━━━ DATA SHOWN

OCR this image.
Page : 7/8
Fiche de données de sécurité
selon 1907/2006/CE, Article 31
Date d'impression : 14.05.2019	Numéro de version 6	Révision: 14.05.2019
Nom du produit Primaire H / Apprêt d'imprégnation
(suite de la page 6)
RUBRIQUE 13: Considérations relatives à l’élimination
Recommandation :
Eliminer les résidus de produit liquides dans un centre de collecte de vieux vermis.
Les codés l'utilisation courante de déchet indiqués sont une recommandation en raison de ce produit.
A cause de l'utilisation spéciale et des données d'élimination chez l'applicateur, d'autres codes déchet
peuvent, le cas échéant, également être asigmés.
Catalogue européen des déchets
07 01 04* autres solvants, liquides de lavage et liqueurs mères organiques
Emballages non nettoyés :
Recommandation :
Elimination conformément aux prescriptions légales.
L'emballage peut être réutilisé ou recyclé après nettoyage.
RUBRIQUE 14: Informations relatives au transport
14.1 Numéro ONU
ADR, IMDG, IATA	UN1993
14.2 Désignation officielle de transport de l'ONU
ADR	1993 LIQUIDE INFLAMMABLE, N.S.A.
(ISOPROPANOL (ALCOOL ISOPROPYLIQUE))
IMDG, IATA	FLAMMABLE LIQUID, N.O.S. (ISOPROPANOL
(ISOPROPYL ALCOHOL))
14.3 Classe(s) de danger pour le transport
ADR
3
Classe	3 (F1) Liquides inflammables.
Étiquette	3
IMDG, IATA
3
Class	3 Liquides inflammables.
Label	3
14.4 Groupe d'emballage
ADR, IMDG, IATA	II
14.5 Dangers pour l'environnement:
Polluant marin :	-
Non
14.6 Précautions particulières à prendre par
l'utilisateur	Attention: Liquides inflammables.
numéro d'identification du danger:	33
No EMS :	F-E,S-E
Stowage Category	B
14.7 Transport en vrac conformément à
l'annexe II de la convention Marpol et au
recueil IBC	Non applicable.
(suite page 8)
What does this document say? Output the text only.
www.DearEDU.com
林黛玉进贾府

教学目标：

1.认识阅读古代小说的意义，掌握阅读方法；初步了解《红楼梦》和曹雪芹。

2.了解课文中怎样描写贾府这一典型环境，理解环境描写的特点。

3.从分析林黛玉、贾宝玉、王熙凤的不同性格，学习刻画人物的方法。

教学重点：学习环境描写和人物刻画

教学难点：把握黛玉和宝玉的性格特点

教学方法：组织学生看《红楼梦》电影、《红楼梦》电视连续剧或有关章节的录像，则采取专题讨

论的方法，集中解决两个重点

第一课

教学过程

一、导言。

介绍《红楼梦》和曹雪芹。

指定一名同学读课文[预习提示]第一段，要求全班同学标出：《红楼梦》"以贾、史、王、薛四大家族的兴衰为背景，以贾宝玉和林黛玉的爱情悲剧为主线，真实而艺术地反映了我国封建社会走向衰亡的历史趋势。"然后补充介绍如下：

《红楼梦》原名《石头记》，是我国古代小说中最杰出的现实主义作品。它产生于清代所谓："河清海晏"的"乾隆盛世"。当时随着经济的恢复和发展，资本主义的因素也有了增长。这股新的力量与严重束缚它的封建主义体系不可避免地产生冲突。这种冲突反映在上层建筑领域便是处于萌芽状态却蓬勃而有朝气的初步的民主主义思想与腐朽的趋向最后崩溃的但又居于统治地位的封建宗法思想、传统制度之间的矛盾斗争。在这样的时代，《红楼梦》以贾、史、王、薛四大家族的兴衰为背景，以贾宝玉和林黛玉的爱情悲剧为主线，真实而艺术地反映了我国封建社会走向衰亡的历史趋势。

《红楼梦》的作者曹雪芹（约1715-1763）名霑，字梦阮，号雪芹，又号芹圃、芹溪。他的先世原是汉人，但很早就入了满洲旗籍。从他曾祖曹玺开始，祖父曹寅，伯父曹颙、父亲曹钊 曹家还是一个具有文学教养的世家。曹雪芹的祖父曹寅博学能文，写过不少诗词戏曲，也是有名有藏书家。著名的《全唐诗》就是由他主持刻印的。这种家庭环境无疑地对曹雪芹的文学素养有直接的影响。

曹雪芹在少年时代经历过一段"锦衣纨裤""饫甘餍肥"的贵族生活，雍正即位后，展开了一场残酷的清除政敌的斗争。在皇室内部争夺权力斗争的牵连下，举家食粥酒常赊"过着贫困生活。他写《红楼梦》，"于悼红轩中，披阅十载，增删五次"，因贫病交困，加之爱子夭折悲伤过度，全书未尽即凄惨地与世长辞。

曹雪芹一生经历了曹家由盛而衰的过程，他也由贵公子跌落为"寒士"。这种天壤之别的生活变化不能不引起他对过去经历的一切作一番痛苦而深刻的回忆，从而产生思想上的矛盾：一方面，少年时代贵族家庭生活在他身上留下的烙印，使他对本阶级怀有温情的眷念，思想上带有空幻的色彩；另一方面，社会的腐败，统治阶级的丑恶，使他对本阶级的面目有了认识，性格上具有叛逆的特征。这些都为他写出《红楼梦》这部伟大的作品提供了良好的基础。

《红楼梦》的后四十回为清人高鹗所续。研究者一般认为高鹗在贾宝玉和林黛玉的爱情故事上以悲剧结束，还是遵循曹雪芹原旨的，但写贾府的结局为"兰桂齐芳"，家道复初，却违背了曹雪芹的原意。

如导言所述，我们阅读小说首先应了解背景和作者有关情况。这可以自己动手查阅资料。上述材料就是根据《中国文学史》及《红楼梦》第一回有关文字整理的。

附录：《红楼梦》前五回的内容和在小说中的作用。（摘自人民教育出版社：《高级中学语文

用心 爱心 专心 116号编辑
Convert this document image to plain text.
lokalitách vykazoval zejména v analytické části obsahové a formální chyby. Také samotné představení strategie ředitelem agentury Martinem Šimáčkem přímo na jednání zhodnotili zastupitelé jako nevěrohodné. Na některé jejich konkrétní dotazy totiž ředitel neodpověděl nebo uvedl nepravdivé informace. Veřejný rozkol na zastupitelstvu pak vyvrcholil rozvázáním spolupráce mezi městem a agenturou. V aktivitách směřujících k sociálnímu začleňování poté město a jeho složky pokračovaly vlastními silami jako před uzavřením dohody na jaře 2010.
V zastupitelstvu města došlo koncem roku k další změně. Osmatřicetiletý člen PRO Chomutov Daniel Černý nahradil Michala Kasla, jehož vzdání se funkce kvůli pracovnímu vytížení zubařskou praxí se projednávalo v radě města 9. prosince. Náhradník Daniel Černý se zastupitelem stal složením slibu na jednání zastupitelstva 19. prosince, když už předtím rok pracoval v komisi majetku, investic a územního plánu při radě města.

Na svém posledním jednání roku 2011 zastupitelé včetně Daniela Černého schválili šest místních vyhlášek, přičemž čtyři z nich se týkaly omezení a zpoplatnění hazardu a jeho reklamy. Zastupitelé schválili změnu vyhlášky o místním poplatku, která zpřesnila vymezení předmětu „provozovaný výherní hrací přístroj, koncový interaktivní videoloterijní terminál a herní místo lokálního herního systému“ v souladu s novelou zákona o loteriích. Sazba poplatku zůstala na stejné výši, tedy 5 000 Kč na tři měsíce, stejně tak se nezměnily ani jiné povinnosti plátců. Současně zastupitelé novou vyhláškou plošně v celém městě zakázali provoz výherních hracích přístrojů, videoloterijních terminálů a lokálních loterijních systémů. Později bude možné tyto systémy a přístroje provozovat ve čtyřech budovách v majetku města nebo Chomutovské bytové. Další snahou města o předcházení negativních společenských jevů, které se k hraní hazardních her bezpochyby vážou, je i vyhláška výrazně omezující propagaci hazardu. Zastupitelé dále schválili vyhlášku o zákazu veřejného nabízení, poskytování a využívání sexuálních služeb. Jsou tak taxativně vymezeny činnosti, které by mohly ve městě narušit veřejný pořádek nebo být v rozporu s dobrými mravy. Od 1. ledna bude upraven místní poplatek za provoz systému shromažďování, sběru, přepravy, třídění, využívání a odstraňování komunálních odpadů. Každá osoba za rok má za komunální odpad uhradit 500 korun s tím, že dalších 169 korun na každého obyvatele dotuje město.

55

━━━━━━

__TASK DESCRIPTION__
Give the number of lines in the entries above that include the string "relatives". No other output is expected.

__WORKED ANSWER__
2